TASK BRIEF: Go through the lines below and copy each one that holds the string "your".

Source records
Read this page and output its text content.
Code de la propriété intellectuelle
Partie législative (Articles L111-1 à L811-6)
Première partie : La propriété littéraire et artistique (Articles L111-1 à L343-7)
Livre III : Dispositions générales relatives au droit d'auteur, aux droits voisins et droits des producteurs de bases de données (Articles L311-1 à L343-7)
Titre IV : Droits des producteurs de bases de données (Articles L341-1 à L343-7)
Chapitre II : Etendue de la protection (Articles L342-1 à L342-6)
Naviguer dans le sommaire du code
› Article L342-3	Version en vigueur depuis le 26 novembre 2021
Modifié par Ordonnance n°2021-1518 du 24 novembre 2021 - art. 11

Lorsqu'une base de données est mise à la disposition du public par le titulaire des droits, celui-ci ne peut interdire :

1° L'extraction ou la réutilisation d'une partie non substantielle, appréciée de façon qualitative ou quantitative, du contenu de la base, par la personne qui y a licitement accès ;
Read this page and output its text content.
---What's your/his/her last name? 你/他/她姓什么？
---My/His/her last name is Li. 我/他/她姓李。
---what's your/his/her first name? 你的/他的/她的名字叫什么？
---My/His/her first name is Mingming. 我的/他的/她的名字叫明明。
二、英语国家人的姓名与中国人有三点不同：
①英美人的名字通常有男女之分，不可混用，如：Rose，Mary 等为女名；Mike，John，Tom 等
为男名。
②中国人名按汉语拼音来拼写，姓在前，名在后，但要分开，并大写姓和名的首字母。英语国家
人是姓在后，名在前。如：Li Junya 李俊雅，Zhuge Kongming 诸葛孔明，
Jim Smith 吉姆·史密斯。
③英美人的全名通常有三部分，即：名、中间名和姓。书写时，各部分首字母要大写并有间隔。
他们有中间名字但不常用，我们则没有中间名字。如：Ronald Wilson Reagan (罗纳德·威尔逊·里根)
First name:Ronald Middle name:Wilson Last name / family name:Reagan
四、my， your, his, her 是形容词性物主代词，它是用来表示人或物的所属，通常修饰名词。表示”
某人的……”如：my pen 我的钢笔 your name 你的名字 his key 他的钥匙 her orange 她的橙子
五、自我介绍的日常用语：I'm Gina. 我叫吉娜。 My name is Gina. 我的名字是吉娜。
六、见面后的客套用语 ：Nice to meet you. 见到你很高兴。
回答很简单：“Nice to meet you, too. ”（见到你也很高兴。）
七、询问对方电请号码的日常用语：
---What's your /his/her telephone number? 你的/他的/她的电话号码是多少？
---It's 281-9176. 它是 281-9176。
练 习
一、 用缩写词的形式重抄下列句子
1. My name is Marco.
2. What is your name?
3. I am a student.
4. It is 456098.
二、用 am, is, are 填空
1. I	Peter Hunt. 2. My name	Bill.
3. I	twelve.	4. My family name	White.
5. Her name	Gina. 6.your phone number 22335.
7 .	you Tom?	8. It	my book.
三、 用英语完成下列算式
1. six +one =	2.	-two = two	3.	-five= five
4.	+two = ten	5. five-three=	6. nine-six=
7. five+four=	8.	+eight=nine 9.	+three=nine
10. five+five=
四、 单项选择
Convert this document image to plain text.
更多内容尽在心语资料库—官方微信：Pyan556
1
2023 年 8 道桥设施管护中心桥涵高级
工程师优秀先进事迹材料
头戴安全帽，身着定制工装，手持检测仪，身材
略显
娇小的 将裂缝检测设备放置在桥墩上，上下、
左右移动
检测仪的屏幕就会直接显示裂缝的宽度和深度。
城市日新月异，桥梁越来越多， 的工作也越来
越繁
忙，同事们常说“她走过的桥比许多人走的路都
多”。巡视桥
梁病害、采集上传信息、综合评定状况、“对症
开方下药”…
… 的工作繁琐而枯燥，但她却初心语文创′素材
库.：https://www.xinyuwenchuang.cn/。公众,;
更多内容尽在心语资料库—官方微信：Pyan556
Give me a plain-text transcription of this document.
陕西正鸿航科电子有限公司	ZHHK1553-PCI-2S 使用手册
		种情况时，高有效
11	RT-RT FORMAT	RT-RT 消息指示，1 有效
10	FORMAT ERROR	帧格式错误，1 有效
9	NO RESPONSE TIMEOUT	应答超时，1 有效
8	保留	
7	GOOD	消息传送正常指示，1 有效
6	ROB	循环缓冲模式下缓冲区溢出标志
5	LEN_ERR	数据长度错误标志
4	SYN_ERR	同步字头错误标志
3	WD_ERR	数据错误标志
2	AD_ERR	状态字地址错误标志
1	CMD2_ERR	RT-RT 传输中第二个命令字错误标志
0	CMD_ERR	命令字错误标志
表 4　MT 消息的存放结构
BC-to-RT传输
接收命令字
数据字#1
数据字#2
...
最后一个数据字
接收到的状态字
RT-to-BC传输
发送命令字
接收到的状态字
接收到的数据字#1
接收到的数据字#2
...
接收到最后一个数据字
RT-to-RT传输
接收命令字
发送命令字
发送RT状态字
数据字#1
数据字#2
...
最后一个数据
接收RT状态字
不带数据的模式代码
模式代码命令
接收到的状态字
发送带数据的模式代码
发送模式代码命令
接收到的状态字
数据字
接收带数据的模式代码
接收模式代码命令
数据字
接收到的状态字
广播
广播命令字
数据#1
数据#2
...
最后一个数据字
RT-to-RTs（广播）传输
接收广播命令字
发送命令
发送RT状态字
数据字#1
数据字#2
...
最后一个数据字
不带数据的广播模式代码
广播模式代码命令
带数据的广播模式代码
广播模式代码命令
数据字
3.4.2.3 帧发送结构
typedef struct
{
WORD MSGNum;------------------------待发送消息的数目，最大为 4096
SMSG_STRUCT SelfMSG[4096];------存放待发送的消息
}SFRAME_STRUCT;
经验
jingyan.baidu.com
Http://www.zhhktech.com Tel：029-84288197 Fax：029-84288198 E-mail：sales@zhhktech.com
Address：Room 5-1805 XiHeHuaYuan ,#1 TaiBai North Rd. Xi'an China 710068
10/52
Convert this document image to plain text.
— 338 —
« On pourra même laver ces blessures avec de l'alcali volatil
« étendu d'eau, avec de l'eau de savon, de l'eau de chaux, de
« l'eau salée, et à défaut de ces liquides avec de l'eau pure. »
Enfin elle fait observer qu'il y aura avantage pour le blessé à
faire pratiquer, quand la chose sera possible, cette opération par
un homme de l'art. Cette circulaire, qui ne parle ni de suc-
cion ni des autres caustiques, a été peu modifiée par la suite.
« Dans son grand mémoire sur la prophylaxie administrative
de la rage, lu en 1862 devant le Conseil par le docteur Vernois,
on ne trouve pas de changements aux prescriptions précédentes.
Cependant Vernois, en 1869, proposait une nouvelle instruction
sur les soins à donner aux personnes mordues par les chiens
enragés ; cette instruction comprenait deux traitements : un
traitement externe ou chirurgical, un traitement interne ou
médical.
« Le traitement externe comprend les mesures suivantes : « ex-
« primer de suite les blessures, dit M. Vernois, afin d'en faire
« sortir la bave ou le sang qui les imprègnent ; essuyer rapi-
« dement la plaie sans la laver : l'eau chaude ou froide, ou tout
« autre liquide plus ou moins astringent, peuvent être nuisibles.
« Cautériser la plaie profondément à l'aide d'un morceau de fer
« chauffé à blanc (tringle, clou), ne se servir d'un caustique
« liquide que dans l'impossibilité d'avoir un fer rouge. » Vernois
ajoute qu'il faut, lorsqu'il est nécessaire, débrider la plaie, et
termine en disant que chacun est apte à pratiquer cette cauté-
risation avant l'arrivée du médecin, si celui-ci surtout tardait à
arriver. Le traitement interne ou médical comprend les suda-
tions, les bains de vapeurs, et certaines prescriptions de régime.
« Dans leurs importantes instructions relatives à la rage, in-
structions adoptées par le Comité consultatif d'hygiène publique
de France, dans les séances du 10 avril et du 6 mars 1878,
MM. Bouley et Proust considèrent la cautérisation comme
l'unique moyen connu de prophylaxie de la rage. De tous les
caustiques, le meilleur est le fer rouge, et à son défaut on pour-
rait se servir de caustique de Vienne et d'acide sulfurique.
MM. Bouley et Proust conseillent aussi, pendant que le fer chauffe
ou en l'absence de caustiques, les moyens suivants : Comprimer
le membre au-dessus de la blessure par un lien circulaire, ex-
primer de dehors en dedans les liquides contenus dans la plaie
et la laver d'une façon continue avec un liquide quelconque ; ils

SOLUTION TO THE EXERCISE:
---What's your/his/her last name? 你/他/她姓什么？
---what's your/his/her first name? 你的/他的/她的名字叫什么？
四、my， your, his, her 是形容词性物主代词，它是用来表示人或物的所属，通常修饰名词。表示”
某人的……”如：my pen 我的钢笔 your name 你的名字 his key 他的钥匙 her orange 她的橙子
---What's your /his/her telephone number? 你的/他的/她的电话号码是多少？
2. What is your name?
5. Her name	Gina. 6.your phone number 22335.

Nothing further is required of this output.